What you are asked to do: Below is some material; set it all down exactly, apart from the pictures.
====== Data to use ======
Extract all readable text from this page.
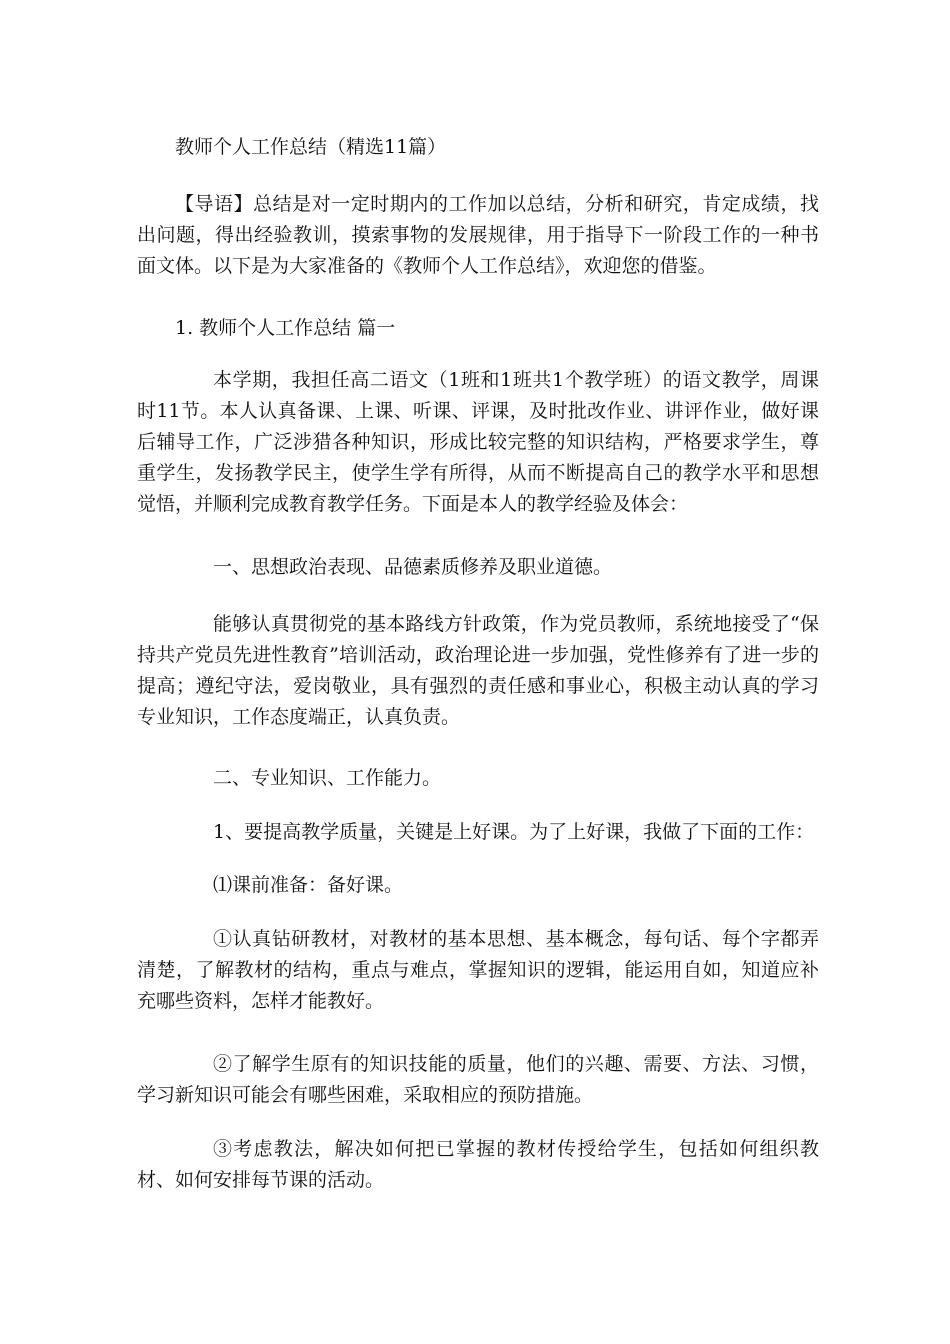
教师个人工作总结（精选11篇）

【导语】总结是对一定时期内的工作加以总结，分析和研究，肯定成绩，找出问题，得出经验教训，摸索事物的发展规律，用于指导下一阶段工作的一种书面文体。以下是为大家准备的《教师个人工作总结》，欢迎您的借鉴。

1. 教师个人工作总结 篇一

本学期，我担任高二语文（1班和1班共1个教学班）的语文教学，周课时11节。本人认真备课、上课、听课、评课，及时批改作业、讲评作业，做好课后辅导工作，广泛涉猎各种知识，形成比较完整的知识结构，严格要求学生，尊重学生，发扬教学民主，使学生学有所得，从而不断提高自己的教学水平和思想觉悟，并顺利完成教育教学任务。下面是本人的教学经验及体会：

一、思想政治表现、品德素质修养及职业道德。

能够认真贯彻党的基本路线方针政策，作为党员教师，系统地接受了“保持共产党员先进性教育”培训活动，政治理论进一步加强，党性修养有了进一步的提高；遵纪守法，爱岗敬业，具有强烈的责任感和事业心，积极主动认真的学习专业知识，工作态度端正，认真负责。

二、专业知识、工作能力。

1、要提高教学质量，关键是上好课。为了上好课，我做了下面的工作：

⑴课前准备：备好课。

①认真钻研教材，对教材的基本思想、基本概念，每句话、每个字都弄清楚，了解教材的结构，重点与难点，掌握知识的逻辑，能运用自如，知道应补充哪些资料，怎样才能教好。

②了解学生原有的知识技能的质量，他们的兴趣、需要、方法、习惯，学习新知识可能会有哪些困难，采取相应的预防措施。

③考虑教法，解决如何把已掌握的教材传授给学生，包括如何组织教材、如何安排每节课的活动。
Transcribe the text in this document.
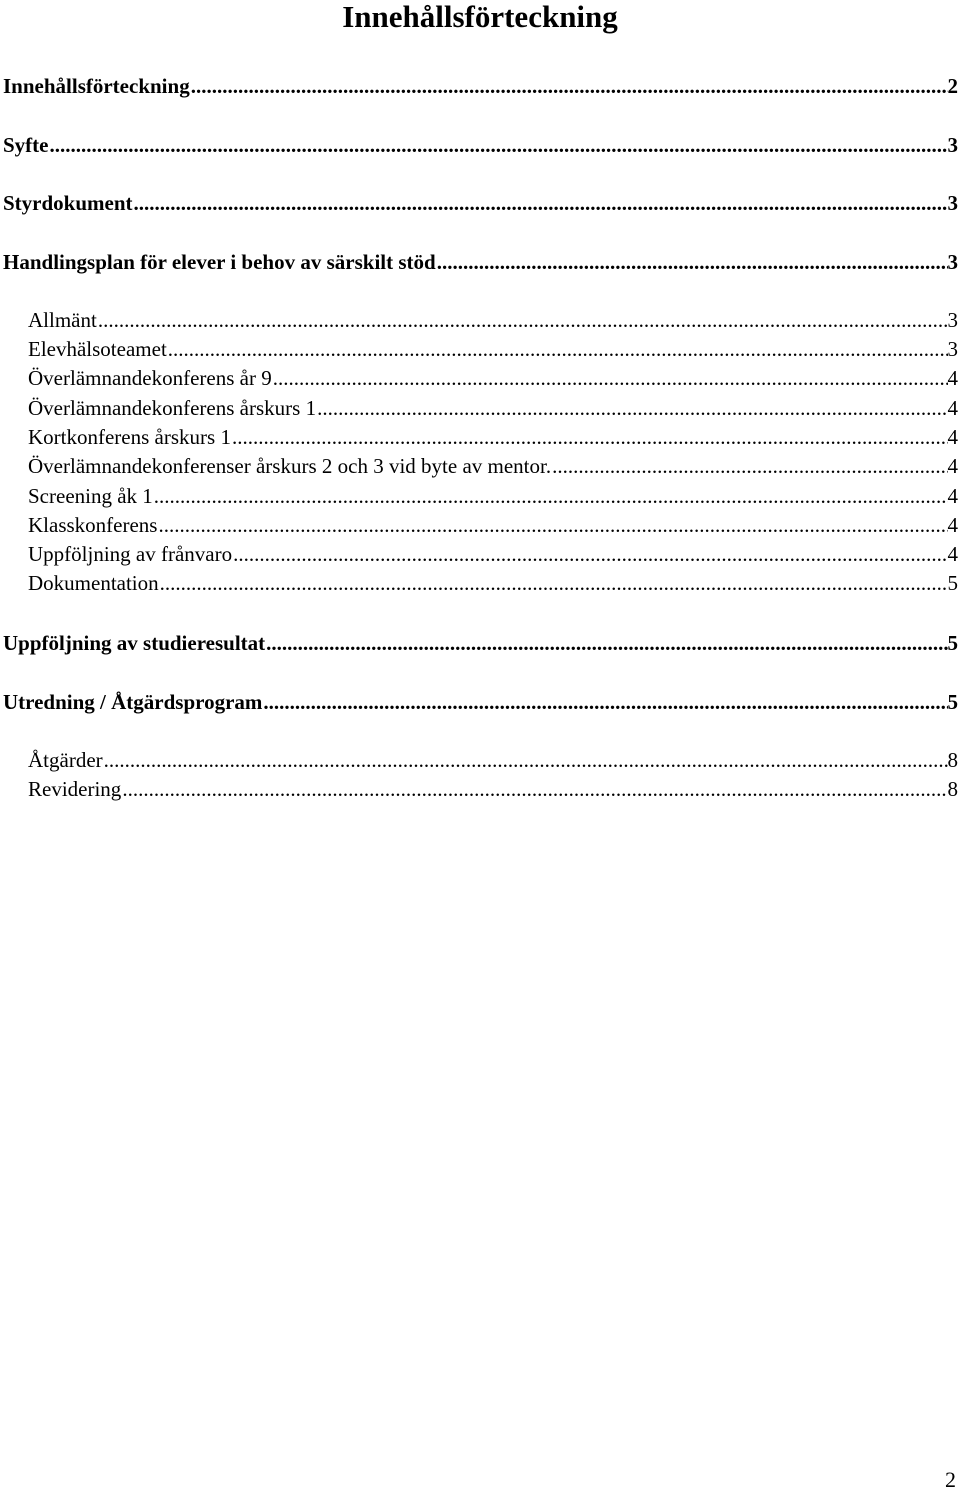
Innehållsförteckning
Innehållsförteckning .....	2
Syfte .....	3
Styrdokument .....	3
Handlingsplan för elever i behov av särskilt stöd .....	3
Allmänt .....	3
Elevhälsoteamet .....	3
Överlämnandekonferens år 9 .....	4
Överlämnandekonferens årskurs 1 .....	4
Kortkonferens årskurs 1 .....	4
Överlämnandekonferenser årskurs 2 och 3 vid byte av mentor. .....	4
Screening åk 1 .....	4
Klasskonferens .....	4
Uppföljning av frånvaro .....	4
Dokumentation .....	5
Uppföljning av studieresultat .....	5
Utredning / Åtgärdsprogram .....	5
Åtgärder .....	8
Revidering .....	8
2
======
Finished exercise:
Extract all readable text from this page.
教师个人工作总结（精选11篇）

【导语】总结是对一定时期内的工作加以总结，分析和研究，肯定成绩，找出问题，得出经验教训，摸索事物的发展规律，用于指导下一阶段工作的一种书面文体。以下是为大家准备的《教师个人工作总结》，欢迎您的借鉴。

1. 教师个人工作总结 篇一

本学期，我担任高二语文（1班和1班共1个教学班）的语文教学，周课时11节。本人认真备课、上课、听课、评课，及时批改作业、讲评作业，做好课后辅导工作，广泛涉猎各种知识，形成比较完整的知识结构，严格要求学生，尊重学生，发扬教学民主，使学生学有所得，从而不断提高自己的教学水平和思想觉悟，并顺利完成教育教学任务。下面是本人的教学经验及体会：

一、思想政治表现、品德素质修养及职业道德。

能够认真贯彻党的基本路线方针政策，作为党员教师，系统地接受了“保持共产党员先进性教育”培训活动，政治理论进一步加强，党性修养有了进一步的提高；遵纪守法，爱岗敬业，具有强烈的责任感和事业心，积极主动认真的学习专业知识，工作态度端正，认真负责。

二、专业知识、工作能力。

1、要提高教学质量，关键是上好课。为了上好课，我做了下面的工作：

⑴课前准备：备好课。

①认真钻研教材，对教材的基本思想、基本概念，每句话、每个字都弄清楚，了解教材的结构，重点与难点，掌握知识的逻辑，能运用自如，知道应补充哪些资料，怎样才能教好。

②了解学生原有的知识技能的质量，他们的兴趣、需要、方法、习惯，学习新知识可能会有哪些困难，采取相应的预防措施。

③考虑教法，解决如何把已掌握的教材传授给学生，包括如何组织教材、如何安排每节课的活动。
Transcribe the text in this document.
Innehållsförteckning
Innehållsförteckning .....	2
Syfte .....	3
Styrdokument .....	3
Handlingsplan för elever i behov av särskilt stöd .....	3
Allmänt .....	3
Elevhälsoteamet .....	3
Överlämnandekonferens år 9 .....	4
Överlämnandekonferens årskurs 1 .....	4
Kortkonferens årskurs 1 .....	4
Överlämnandekonferenser årskurs 2 och 3 vid byte av mentor. .....	4
Screening åk 1 .....	4
Klasskonferens .....	4
Uppföljning av frånvaro .....	4
Dokumentation .....	5
Uppföljning av studieresultat .....	5
Utredning / Åtgärdsprogram .....	5
Åtgärder .....	8
Revidering .....	8
2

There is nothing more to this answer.